Activity list =
(A) List every phrase that appears inside quotation marks in the comments about Google map errors.
(B) Add a few more sentences after the final line of the comments about Google map errors, in the same voice.

Exercise passage =
We run a tourism-related business, which was originally marked on Google maps as round the corner from its actual location. I did in fact manage to change that, through “Google My Business” (as it was then). However, before it was changed, we would watch people, phone in hand, slavishly following Google’s directions without ever looking up and noticing they were walking right past the place they wanted to be. Eventually, we just took to intercepting any stranger with a phone in hand.
See also: People who follow satnavs (incorrectly), drive onto railway lines or into lakes, and then claim “my satnav told me to” instead of admitting “I can’t read a satnav display”.
I contacted the County Council in my old home town some years ago to point out they had wrongly named a couple of roads on one of their printed maps, using the same names that Google used. They replied that they were aware of the errors, but that the official records were wrong. They still are, apparently, years later.
I noticed this one the other day, but it’s more of a traditional error than one to blame on Google. On one side of the road junction:
This is an industrial estate, so not terribly uncommon to have such unimaginative road names. On the other side of the same road junction, let’s dispense with that and evoke images of faraway places:
I know things have changed over the years.
In the days of “Google Map Maker” before “Local Guides”, other Map Maker users could review and either approve or not of other user’s changes.
I think it was similar with Local Guides, local guides would review proposed changes by other local guides.
I had assumed that was still the case, but checking just now, I can’t find the part where you can review changes. Though that does not mean it’s not there, more that I am now unable to find it, but it does indicate some change in how this works.
But clearly you are not alone in finding difficulty in getting changes approved.
I find it very interesting that this type of thing actually exists.

Data supplied =
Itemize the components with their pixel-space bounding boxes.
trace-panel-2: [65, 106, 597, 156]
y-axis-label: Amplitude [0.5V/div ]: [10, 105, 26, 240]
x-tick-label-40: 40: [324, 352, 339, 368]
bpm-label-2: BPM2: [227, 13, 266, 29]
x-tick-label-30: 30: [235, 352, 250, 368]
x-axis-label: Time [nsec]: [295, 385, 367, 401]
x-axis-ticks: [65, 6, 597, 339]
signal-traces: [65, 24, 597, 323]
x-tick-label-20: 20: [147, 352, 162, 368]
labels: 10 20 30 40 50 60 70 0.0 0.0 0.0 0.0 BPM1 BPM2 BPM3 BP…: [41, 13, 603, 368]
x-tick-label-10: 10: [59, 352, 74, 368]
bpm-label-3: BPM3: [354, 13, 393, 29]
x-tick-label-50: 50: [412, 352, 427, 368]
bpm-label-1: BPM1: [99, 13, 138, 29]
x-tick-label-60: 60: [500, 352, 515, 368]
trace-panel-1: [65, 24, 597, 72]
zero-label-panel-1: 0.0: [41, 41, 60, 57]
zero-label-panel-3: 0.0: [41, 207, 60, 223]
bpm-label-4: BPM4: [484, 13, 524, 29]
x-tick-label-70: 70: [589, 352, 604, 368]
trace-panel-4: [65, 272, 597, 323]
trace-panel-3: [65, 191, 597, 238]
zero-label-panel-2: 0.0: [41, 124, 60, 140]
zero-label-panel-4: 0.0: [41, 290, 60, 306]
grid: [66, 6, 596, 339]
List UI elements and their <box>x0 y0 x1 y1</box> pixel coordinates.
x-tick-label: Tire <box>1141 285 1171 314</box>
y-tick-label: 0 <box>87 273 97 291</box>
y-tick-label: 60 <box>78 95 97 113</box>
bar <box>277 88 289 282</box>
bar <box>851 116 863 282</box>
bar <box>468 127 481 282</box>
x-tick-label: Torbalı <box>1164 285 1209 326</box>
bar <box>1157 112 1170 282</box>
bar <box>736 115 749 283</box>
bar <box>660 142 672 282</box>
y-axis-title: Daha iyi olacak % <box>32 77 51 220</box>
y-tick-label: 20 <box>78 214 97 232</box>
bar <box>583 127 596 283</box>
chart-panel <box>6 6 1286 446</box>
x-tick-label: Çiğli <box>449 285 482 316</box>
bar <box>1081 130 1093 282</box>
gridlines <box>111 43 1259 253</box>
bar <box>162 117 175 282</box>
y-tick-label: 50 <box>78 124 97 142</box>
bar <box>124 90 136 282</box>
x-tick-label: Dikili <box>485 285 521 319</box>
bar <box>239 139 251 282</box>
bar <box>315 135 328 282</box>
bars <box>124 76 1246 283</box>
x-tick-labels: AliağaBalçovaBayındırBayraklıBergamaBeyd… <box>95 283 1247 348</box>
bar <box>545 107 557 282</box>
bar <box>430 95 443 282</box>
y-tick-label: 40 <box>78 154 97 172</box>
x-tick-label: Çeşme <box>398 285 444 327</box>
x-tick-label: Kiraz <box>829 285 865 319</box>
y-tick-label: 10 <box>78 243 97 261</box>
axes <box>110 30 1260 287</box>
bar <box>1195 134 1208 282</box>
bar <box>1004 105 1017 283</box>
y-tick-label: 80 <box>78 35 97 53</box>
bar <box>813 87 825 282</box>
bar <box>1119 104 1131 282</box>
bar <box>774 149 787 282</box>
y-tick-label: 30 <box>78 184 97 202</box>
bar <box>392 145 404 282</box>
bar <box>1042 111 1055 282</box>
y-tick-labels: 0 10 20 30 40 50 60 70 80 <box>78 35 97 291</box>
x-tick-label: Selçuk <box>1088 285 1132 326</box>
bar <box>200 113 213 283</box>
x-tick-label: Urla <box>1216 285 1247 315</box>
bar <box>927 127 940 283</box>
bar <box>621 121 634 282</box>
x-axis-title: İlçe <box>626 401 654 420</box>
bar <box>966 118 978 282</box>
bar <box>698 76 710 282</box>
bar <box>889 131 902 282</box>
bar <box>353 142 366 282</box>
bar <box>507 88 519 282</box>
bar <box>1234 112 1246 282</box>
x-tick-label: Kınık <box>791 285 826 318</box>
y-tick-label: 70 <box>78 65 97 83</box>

Results in order =
(A)
- “Google My Business”
- “my satnav told me to”
- “I can’t read a satnav display”
- “Google Map Maker”
- “Local Guides”

(B)
Is this some type of volunteering, or is acting as a Google Local Guide actually a profession? I just assumed things were photographed by a satellite and a google car, and these two recorded the street names or smth hahahaha
The Satellite View is obviously from satellites. The Street View is from Google vehicles that drive around; sometimes we can see the vehicle in reflections. However there are usually other photos. Some of them might be contributed by the business owner but most of them are contributed by whoever wants to contribute. Also, businesses and other locations of interest to the public can be added by anyone. If a business closes then sometimes the closure is unknown to Google until someone reports it.
Look at All Valley Rentals - Google Maps. Look for the button Suggest an edit. People can submit edits, such as the phone number of the business and the hours. I am not sure how much you can do without being a Local Guide; you might need to sign up as a Local Guide first before submitting edits. Under the Suggest an edit button are a row for viewing photos and under that row is an Add a photo button. You can upload photos. Also, you can of course submit reviews. That picture everyone sees when they go to that location in Google Maps was taken by me and has gotten over 700,000 views because it was selected as the picture to represent the business. The way to get many views for pictures is to contribute photos that Google uses like that for a business that many people look at; my photos have received over 35 million views. It costs nothing to be a Local Guide but we get very little for it too. If you get thousands of points as a Local Guide then you might get a few small perks but I do not remember taking advantage of any.